=== Written task ===
Copy every line of the material below word for word.

[Entries taken from a collection]
--- BEGIN ---

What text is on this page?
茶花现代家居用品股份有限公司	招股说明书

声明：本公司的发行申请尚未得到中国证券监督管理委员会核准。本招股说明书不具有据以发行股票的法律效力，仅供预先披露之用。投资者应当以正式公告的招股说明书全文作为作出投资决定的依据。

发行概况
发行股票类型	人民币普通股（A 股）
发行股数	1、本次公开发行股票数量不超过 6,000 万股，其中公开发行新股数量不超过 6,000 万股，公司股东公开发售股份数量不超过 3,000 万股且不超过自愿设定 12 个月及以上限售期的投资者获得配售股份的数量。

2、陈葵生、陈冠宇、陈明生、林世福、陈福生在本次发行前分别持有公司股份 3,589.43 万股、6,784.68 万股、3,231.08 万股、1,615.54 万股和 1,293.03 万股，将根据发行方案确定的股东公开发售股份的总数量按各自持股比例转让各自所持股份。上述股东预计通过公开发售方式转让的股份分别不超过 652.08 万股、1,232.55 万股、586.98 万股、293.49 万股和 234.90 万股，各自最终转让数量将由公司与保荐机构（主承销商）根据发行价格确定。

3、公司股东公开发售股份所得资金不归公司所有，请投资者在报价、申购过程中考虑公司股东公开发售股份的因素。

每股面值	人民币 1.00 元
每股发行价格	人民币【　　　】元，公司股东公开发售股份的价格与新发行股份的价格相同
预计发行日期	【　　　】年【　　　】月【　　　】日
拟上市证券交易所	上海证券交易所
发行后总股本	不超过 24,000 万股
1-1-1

--- END ---

=== Task output ===
What text is on this page?
茶花现代家居用品股份有限公司	招股说明书

声明：本公司的发行申请尚未得到中国证券监督管理委员会核准。本招股说明书不具有据以发行股票的法律效力，仅供预先披露之用。投资者应当以正式公告的招股说明书全文作为作出投资决定的依据。

发行概况
发行股票类型	人民币普通股（A 股）
发行股数	1、本次公开发行股票数量不超过 6,000 万股，其中公开发行新股数量不超过 6,000 万股，公司股东公开发售股份数量不超过 3,000 万股且不超过自愿设定 12 个月及以上限售期的投资者获得配售股份的数量。

2、陈葵生、陈冠宇、陈明生、林世福、陈福生在本次发行前分别持有公司股份 3,589.43 万股、6,784.68 万股、3,231.08 万股、1,615.54 万股和 1,293.03 万股，将根据发行方案确定的股东公开发售股份的总数量按各自持股比例转让各自所持股份。上述股东预计通过公开发售方式转让的股份分别不超过 652.08 万股、1,232.55 万股、586.98 万股、293.49 万股和 234.90 万股，各自最终转让数量将由公司与保荐机构（主承销商）根据发行价格确定。

3、公司股东公开发售股份所得资金不归公司所有，请投资者在报价、申购过程中考虑公司股东公开发售股份的因素。

每股面值	人民币 1.00 元
每股发行价格	人民币【　　　】元，公司股东公开发售股份的价格与新发行股份的价格相同
预计发行日期	【　　　】年【　　　】月【　　　】日
拟上市证券交易所	上海证券交易所
发行后总股本	不超过 24,000 万股
1-1-1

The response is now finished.